- [The problem]:
Repeat every entry word for word, skipping the pictures.

#### Dataset extract

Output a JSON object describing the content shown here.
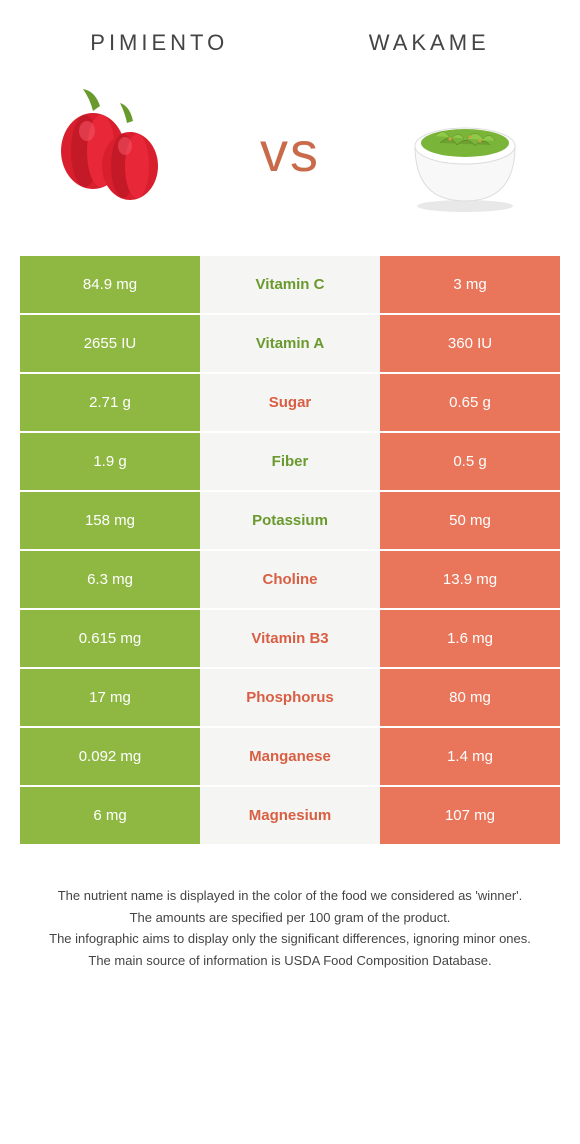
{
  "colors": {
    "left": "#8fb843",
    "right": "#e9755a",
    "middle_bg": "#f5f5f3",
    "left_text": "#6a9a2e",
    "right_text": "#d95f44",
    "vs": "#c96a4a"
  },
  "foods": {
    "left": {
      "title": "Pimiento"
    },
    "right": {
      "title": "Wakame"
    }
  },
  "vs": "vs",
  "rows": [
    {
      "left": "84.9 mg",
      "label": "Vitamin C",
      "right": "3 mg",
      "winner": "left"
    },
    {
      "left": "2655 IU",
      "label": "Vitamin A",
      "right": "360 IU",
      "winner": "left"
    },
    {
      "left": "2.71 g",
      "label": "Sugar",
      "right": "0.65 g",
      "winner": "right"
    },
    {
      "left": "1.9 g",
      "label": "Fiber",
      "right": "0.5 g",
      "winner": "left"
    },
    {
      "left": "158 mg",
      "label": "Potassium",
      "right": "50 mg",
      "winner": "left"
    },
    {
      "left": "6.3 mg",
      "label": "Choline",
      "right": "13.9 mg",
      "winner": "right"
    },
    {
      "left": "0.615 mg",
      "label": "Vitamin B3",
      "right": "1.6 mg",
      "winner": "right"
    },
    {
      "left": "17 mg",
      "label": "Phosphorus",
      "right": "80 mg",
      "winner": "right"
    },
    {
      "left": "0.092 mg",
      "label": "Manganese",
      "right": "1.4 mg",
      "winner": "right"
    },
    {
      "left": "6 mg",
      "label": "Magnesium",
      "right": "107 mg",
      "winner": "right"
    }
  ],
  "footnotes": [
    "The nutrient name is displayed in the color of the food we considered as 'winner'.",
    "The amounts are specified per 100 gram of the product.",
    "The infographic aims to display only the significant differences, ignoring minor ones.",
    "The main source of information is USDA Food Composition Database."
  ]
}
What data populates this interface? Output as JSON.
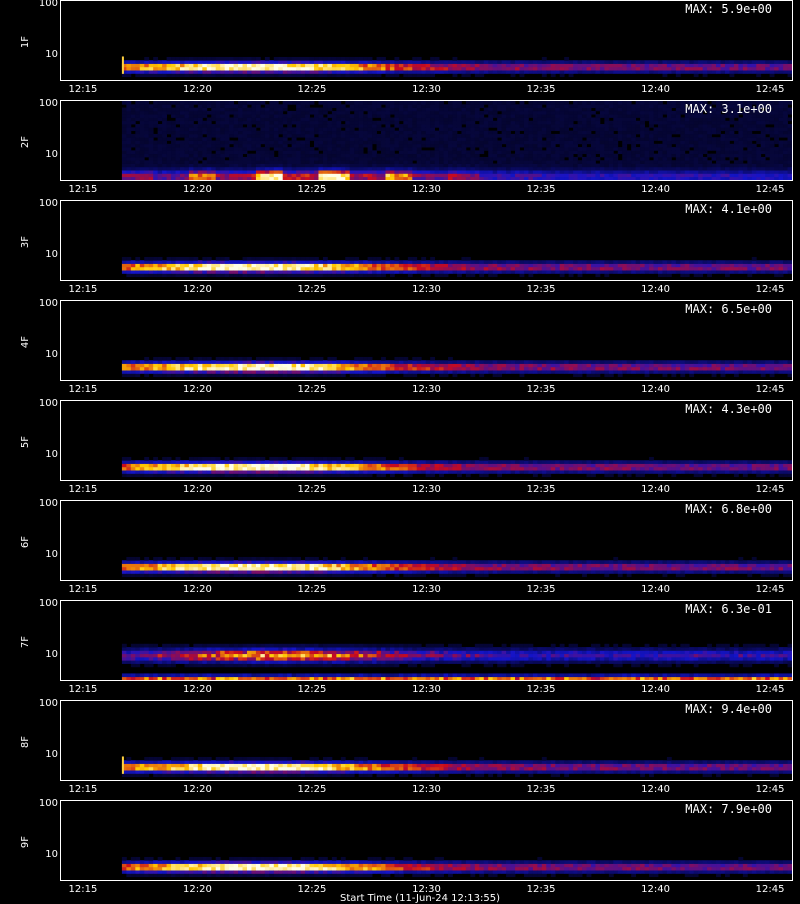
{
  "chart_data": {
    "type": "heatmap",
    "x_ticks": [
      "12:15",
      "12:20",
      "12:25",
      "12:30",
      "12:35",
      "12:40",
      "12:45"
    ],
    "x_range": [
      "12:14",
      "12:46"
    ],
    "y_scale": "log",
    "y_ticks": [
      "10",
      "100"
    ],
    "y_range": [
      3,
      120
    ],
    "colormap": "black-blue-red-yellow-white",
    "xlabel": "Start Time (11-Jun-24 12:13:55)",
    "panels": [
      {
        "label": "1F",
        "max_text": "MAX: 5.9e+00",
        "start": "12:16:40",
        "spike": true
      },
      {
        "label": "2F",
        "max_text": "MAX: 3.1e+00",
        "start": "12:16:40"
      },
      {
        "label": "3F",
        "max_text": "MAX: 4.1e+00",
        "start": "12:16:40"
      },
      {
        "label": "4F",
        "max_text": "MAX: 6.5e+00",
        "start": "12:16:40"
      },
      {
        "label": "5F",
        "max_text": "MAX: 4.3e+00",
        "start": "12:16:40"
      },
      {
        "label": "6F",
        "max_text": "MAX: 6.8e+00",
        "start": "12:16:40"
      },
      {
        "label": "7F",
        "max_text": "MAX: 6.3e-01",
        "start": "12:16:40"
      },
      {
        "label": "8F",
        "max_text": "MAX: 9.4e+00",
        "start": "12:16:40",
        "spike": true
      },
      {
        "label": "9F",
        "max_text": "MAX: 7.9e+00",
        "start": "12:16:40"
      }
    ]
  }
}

########

- [Written reply]:
Output a JSON object describing the content shown here.
{
  "colors": {
    "left": "#8fb843",
    "right": "#e9755a",
    "middle_bg": "#f5f5f3",
    "left_text": "#6a9a2e",
    "right_text": "#d95f44",
    "vs": "#c96a4a"
  },
  "foods": {
    "left": {
      "title": "Pimiento"
    },
    "right": {
      "title": "Wakame"
    }
  },
  "vs": "vs",
  "rows": [
    {
      "left": "84.9 mg",
      "label": "Vitamin C",
      "right": "3 mg",
      "winner": "left"
    },
    {
      "left": "2655 IU",
      "label": "Vitamin A",
      "right": "360 IU",
      "winner": "left"
    },
    {
      "left": "2.71 g",
      "label": "Sugar",
      "right": "0.65 g",
      "winner": "right"
    },
    {
      "left": "1.9 g",
      "label": "Fiber",
      "right": "0.5 g",
      "winner": "left"
    },
    {
      "left": "158 mg",
      "label": "Potassium",
      "right": "50 mg",
      "winner": "left"
    },
    {
      "left": "6.3 mg",
      "label": "Choline",
      "right": "13.9 mg",
      "winner": "right"
    },
    {
      "left": "0.615 mg",
      "label": "Vitamin B3",
      "right": "1.6 mg",
      "winner": "right"
    },
    {
      "left": "17 mg",
      "label": "Phosphorus",
      "right": "80 mg",
      "winner": "right"
    },
    {
      "left": "0.092 mg",
      "label": "Manganese",
      "right": "1.4 mg",
      "winner": "right"
    },
    {
      "left": "6 mg",
      "label": "Magnesium",
      "right": "107 mg",
      "winner": "right"
    }
  ],
  "footnotes": [
    "The nutrient name is displayed in the color of the food we considered as 'winner'.",
    "The amounts are specified per 100 gram of the product.",
    "The infographic aims to display only the significant differences, ignoring minor ones.",
    "The main source of information is USDA Food Composition Database."
  ]
}
What data populates this interface? Output as JSON.
{
  "chart_data": {
    "type": "heatmap",
    "x_ticks": [
      "12:15",
      "12:20",
      "12:25",
      "12:30",
      "12:35",
      "12:40",
      "12:45"
    ],
    "x_range": [
      "12:14",
      "12:46"
    ],
    "y_scale": "log",
    "y_ticks": [
      "10",
      "100"
    ],
    "y_range": [
      3,
      120
    ],
    "colormap": "black-blue-red-yellow-white",
    "xlabel": "Start Time (11-Jun-24 12:13:55)",
    "panels": [
      {
        "label": "1F",
        "max_text": "MAX: 5.9e+00",
        "start": "12:16:40",
        "spike": true
      },
      {
        "label": "2F",
        "max_text": "MAX: 3.1e+00",
        "start": "12:16:40"
      },
      {
        "label": "3F",
        "max_text": "MAX: 4.1e+00",
        "start": "12:16:40"
      },
      {
        "label": "4F",
        "max_text": "MAX: 6.5e+00",
        "start": "12:16:40"
      },
      {
        "label": "5F",
        "max_text": "MAX: 4.3e+00",
        "start": "12:16:40"
      },
      {
        "label": "6F",
        "max_text": "MAX: 6.8e+00",
        "start": "12:16:40"
      },
      {
        "label": "7F",
        "max_text": "MAX: 6.3e-01",
        "start": "12:16:40"
      },
      {
        "label": "8F",
        "max_text": "MAX: 9.4e+00",
        "start": "12:16:40",
        "spike": true
      },
      {
        "label": "9F",
        "max_text": "MAX: 7.9e+00",
        "start": "12:16:40"
      }
    ]
  }
}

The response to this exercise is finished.